• _Requirements_: Pick every line with "color" from the material below.

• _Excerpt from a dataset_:
:::::

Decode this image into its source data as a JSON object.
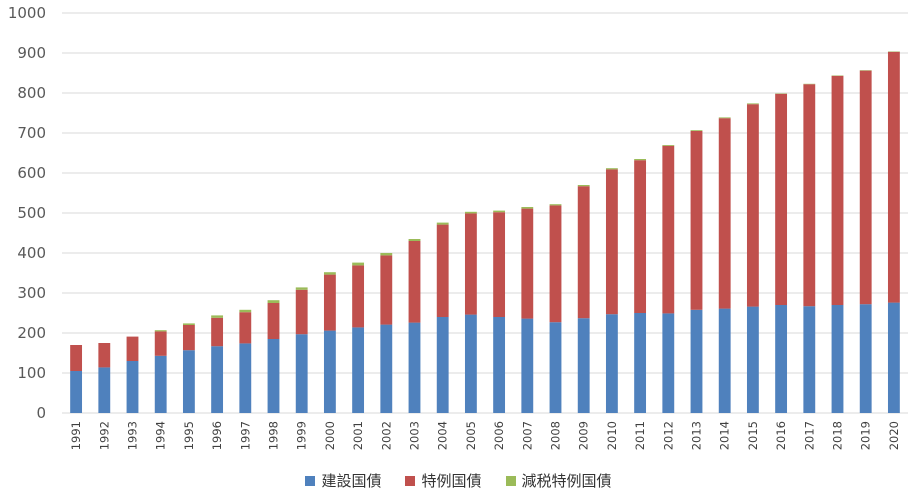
{
  "chart_data": {
    "type": "bar",
    "stacked": true,
    "categories": [
      "1991",
      "1992",
      "1993",
      "1994",
      "1995",
      "1996",
      "1997",
      "1998",
      "1999",
      "2000",
      "2001",
      "2002",
      "2003",
      "2004",
      "2005",
      "2006",
      "2007",
      "2008",
      "2009",
      "2010",
      "2011",
      "2012",
      "2013",
      "2014",
      "2015",
      "2016",
      "2017",
      "2018",
      "2019",
      "2020"
    ],
    "series": [
      {
        "name": "建設国債",
        "color": "#4F81BD",
        "values": [
          105,
          114,
          130,
          143,
          157,
          167,
          174,
          185,
          197,
          206,
          214,
          221,
          226,
          240,
          246,
          240,
          236,
          227,
          237,
          247,
          250,
          249,
          258,
          261,
          266,
          270,
          267,
          270,
          272,
          276
        ]
      },
      {
        "name": "特例国債",
        "color": "#C0504D",
        "values": [
          65,
          61,
          61,
          61,
          63,
          71,
          78,
          90,
          111,
          140,
          155,
          173,
          204,
          231,
          253,
          262,
          275,
          292,
          330,
          362,
          382,
          419,
          447,
          476,
          506,
          528,
          555,
          573,
          584,
          627
        ]
      },
      {
        "name": "減税特例国債",
        "color": "#9BBB59",
        "values": [
          0,
          0,
          0,
          3,
          4,
          6,
          6,
          7,
          6,
          6,
          7,
          6,
          5,
          5,
          4,
          4,
          4,
          3,
          3,
          3,
          3,
          2,
          2,
          2,
          2,
          1,
          1,
          1,
          1,
          1
        ]
      }
    ],
    "ylim": [
      0,
      1000
    ],
    "yticks": [
      0,
      100,
      200,
      300,
      400,
      500,
      600,
      700,
      800,
      900,
      1000
    ],
    "grid": true,
    "legend": "bottom",
    "xlabel": "",
    "ylabel": "",
    "title": ""
  }
}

:::::

• _Solution_:
        "color": "#4F81BD",
        "color": "#C0504D",
        "color": "#9BBB59",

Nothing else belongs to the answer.